(Dataset rows)
** Start **
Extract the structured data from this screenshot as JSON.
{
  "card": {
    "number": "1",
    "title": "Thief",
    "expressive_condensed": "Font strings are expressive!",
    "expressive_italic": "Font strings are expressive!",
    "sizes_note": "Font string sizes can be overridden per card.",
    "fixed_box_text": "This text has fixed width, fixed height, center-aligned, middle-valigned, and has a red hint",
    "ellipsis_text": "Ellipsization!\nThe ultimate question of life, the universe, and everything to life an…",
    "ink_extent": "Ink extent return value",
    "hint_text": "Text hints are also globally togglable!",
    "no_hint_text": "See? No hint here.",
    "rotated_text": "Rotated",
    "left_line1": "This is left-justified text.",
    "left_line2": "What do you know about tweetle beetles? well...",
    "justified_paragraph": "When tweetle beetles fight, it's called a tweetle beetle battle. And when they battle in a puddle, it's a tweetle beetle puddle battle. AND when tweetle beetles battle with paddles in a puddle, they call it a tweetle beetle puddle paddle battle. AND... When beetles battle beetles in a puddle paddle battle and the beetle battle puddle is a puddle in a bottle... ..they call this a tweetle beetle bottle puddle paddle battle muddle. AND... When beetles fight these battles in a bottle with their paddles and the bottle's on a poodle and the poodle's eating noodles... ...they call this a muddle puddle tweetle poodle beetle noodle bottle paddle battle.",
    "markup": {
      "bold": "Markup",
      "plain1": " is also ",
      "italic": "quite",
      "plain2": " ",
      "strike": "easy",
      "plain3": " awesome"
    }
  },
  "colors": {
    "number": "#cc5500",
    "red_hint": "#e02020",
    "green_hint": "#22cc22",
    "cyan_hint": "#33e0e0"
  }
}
** End **
» Task to carry out
Track down all lines above with the string "expressive" and copy them.

» Solution
    "expressive_condensed": "Font strings are expressive!",
    "expressive_italic": "Font strings are expressive!",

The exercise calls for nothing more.